• [WHAT THIS TASK INVOLVES] Determine how many lines include the word "screenshot", then give that number and nothing more.
** begin EXCERPTED RECORDS **
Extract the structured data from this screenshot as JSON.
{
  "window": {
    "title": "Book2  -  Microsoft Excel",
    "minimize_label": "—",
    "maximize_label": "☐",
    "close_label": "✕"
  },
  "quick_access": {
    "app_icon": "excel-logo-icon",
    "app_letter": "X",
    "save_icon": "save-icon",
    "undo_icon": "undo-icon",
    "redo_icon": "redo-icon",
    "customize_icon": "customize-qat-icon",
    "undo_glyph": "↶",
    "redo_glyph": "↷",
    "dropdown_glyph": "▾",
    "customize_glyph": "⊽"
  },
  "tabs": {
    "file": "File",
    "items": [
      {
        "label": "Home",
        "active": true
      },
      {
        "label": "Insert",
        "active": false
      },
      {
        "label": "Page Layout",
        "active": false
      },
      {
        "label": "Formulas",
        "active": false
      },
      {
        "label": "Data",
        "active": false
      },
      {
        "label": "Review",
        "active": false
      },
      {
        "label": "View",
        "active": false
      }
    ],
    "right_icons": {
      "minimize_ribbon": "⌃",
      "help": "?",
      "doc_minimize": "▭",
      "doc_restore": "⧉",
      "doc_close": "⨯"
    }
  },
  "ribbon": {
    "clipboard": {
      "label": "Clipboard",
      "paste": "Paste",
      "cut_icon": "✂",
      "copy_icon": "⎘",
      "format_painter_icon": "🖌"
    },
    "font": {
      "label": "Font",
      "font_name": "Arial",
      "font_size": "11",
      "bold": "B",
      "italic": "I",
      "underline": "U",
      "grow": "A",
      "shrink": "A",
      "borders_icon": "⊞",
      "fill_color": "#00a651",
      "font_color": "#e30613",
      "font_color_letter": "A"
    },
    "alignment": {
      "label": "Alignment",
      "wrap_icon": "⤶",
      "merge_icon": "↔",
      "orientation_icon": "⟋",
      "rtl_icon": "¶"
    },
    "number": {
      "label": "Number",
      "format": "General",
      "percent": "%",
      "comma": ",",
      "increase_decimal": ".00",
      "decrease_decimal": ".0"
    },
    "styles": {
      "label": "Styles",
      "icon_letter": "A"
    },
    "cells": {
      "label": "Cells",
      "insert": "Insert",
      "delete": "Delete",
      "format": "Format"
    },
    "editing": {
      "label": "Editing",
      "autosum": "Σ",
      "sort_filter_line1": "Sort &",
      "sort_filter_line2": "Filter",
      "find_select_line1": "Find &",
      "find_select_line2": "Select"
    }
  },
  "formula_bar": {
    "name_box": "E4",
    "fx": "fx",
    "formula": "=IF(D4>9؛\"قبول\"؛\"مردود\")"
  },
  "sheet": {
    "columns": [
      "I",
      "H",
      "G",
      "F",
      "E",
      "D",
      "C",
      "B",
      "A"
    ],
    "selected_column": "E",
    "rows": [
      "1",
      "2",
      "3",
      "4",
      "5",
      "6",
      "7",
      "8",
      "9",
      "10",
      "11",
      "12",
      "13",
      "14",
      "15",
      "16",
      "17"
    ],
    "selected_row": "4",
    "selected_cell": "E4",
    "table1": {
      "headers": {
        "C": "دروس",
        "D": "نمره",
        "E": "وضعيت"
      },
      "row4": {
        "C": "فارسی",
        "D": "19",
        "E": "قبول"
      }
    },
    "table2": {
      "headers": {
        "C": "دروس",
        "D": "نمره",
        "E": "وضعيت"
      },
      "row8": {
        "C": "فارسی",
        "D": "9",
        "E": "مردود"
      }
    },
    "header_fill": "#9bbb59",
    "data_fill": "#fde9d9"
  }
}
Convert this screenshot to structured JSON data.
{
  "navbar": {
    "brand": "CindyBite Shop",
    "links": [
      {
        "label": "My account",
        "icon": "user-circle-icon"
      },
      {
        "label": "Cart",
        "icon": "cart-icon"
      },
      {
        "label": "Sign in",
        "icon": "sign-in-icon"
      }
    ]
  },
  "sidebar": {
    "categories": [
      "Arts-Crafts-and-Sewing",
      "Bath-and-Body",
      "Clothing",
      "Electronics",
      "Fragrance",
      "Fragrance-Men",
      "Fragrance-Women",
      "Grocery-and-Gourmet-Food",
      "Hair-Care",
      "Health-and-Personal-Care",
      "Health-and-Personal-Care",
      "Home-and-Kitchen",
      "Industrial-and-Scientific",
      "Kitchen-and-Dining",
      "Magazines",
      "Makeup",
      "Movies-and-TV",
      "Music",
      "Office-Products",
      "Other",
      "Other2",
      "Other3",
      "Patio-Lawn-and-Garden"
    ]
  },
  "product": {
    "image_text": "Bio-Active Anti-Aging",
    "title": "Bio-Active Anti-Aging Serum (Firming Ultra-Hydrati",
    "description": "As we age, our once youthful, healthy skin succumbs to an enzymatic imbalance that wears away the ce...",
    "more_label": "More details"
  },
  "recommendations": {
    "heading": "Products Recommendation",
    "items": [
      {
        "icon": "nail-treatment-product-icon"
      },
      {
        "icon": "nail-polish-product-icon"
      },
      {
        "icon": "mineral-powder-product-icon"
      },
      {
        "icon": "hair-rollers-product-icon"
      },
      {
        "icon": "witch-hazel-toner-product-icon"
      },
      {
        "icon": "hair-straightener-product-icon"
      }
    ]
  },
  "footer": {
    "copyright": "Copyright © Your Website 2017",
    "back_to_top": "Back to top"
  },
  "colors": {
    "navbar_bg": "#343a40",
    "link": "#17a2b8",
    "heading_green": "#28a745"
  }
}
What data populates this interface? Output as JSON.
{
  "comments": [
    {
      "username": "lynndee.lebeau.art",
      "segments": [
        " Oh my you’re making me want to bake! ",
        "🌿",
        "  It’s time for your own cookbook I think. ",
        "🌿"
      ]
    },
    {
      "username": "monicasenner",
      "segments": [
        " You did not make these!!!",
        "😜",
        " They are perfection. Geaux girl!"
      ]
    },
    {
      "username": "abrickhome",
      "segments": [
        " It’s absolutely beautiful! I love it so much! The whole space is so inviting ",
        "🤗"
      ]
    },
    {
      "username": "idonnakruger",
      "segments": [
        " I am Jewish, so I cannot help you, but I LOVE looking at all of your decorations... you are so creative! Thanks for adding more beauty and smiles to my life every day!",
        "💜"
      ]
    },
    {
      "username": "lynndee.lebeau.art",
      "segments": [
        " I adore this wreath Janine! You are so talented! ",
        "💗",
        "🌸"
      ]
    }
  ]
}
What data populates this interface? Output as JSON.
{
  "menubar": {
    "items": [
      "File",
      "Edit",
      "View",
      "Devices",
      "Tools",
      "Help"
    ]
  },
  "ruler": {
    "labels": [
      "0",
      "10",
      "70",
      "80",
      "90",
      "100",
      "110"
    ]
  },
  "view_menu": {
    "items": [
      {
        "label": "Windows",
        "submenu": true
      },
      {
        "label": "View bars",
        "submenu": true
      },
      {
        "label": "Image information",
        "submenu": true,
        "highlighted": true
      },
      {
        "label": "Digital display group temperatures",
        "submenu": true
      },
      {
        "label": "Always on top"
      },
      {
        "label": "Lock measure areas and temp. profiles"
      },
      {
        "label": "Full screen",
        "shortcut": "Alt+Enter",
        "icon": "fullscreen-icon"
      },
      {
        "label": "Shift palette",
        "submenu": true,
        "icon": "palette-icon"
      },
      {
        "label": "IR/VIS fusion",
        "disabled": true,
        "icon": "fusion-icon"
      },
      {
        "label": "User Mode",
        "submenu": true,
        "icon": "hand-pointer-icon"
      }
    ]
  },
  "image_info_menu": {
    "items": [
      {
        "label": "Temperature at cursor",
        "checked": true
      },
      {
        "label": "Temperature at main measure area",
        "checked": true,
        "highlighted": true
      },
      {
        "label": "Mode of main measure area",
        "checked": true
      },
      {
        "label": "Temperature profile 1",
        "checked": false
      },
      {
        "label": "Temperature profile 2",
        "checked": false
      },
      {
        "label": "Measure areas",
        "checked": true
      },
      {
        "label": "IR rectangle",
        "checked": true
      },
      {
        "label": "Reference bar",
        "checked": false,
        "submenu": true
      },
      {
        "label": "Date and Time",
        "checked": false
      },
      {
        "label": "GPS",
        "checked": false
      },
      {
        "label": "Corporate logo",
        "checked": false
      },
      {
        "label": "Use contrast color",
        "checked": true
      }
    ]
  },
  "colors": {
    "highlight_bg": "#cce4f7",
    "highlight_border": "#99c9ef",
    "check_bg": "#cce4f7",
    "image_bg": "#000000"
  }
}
** end EXCERPTED RECORDS **
• [FULL RESPONSE] 2